• Tasks
[1] List every section heading in the passage on switch roles and network snapshots.
[2] For each statement, say whether it agrees with the passage on switch roles and network snapshots. Give yes or no, and quote the deciding words.
(a) Switches must be assigned roles before an upgrade job can run.
(b) Switch roles avoid upgrade conflicts when MLAG pairs are deployed.
(c) A snapshot can capture the state of the network only at the current moment.
[3] Extract the passage on switch roles and network snapshots from "It is simple" up to and including "Click Create Snapshot.".

• Selected passage
::::::::

When only some of the selected switches have roles assigned in an upgrade job, the switches with roles are upgraded first and then all the switches with no roles assigned are upgraded.

While role assignment is optional, using roles can prevent switches from becoming unreachable due to dependencies between switches or single attachments. And when MLAG pairs are deployed, switch roles avoid upgrade conflicts. For these reasons, Cumulus Networks highly recommends assigning roles to all of your switches.

Assign Switch Roles

  1. Open the LCM dashboard.

  2. On the Switches card, click Manage.

  3. Select one switch or multiple switches that should be assigned to the same role.

  4. Click Assign Role.

  5. Select the role that applies to the selected switch(es).

  6. Click Assign.

    Note that the Role column is updated with the role assigned to the selected switch(es).

  7. Continue selecting switches and assigning roles until most or all switches have roles assigned.

A bonus of assigning roles to switches is that you can then filter the list of switches by their roles by clicking the appropriate tab.

Change the Role of a Switch

If you accidentally assign an incorrect role to a switch, it can easily be changed to the correct role.

To change a switch role:

  1. Open the LCM dashboard.

  2. On the Switches card, click Manage.

  3. Select the switch with the incorrect role from the list.

  4. Click Assign Role.

  5. Select the correct role.

  6. Click Assign.

Export List of Switches

Using the Switch Management feature you can export a listing of all or a selected set of switches.

To export the switch listing:

  1. Open the LCM dashboard.

  2. On the Switches card, click Manage.

  3. Select one or more switches, filtering as needed, or select all switches (click ).

  4. Click .

  5. Choose the export file type and click Export.

Network Snapshot and Compare

Creating and comparing network snapshots can be used at various times; typically when you are upgrading or changing the configuration of your switches in some way. The instructions here describe how to create and compare network snapshots at any time. Refer to Image Installation and Upgrade to see how snapshots are automatically created in that workflow to validate that the network state has not changed after an upgrade.

Create a Network Snapshot

It is simple to capture the state of your network currently or for a time in the past using the snapshot feature.

To create a snapshot:

  1. From any workbench, click in the workbench header.

  2. Click Create Snapshot.

  3. Enter a name for the snapshot.

  4. Accept the time provided or enter a previous date and time.

  5. Optionally, add a descriptive note for the snapshot.

  6. Click Finish.

    A medium Snapshot card appears on your desktop. Spinning arrows are visible while it works. When it finishes you can see the number of items that have been captured, and if any failed. This example shows a successful result.

::::::::

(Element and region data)
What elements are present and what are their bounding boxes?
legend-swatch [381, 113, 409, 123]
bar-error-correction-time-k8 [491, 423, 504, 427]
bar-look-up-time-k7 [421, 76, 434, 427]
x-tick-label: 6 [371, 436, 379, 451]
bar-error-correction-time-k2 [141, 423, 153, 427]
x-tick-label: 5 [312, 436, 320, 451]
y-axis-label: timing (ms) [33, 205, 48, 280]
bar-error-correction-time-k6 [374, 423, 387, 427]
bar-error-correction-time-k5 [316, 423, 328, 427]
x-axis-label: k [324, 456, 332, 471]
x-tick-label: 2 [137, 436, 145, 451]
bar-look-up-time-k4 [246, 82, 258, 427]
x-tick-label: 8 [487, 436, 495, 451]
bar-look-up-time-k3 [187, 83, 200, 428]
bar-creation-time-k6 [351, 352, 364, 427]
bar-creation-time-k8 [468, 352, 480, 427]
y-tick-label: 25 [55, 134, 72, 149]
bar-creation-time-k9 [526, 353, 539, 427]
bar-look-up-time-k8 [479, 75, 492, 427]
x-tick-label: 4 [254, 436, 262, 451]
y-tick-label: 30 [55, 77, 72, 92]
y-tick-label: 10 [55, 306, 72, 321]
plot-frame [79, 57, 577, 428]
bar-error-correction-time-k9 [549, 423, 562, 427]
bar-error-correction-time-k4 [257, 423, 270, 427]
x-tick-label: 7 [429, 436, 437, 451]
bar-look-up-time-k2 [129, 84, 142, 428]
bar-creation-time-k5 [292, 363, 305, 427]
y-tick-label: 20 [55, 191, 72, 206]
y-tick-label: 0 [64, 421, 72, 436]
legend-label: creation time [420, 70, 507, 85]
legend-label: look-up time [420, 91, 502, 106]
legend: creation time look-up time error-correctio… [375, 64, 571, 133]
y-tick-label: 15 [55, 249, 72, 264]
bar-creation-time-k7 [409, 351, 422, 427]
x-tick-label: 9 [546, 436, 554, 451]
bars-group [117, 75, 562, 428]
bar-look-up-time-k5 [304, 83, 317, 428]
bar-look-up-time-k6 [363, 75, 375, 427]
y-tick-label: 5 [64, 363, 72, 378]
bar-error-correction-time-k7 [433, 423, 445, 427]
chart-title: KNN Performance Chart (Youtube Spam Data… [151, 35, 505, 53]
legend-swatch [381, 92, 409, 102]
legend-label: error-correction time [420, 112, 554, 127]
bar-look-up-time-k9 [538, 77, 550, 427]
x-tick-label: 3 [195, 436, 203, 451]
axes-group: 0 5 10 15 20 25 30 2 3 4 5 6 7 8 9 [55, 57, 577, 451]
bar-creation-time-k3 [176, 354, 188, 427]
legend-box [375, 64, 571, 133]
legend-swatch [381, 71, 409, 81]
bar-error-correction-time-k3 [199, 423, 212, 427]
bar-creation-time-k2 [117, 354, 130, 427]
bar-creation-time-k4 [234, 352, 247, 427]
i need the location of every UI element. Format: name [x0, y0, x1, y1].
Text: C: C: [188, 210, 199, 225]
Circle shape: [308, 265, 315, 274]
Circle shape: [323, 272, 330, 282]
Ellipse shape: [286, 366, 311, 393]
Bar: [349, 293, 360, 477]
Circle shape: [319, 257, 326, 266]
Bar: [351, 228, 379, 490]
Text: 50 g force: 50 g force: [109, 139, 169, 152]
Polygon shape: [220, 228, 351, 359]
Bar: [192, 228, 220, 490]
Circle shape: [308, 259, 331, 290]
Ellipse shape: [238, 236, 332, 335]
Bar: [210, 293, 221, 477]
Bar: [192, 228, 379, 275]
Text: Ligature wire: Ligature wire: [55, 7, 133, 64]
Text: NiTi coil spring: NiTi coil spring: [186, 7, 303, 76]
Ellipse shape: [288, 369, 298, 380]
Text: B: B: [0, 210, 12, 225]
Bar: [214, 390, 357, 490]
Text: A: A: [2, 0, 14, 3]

::::::::

• Final answers
[1]
Assign Switch Roles
Change the Role of a Switch
Export List of Switches
Network Snapshot and Compare
Create a Network Snapshot

[2]
(a) No: "While role assignment is optional"
(b) Yes: "And when MLAG pairs are deployed, switch roles avoid upgrade conflicts."
(c) No: "capture the state of your network currently or for a time in the past"

[3]
It is simple to capture the state of your network currently or for a time in the past using the snapshot feature.

To create a snapshot:

  1. From any workbench, click in the workbench header.

  2. Click Create Snapshot.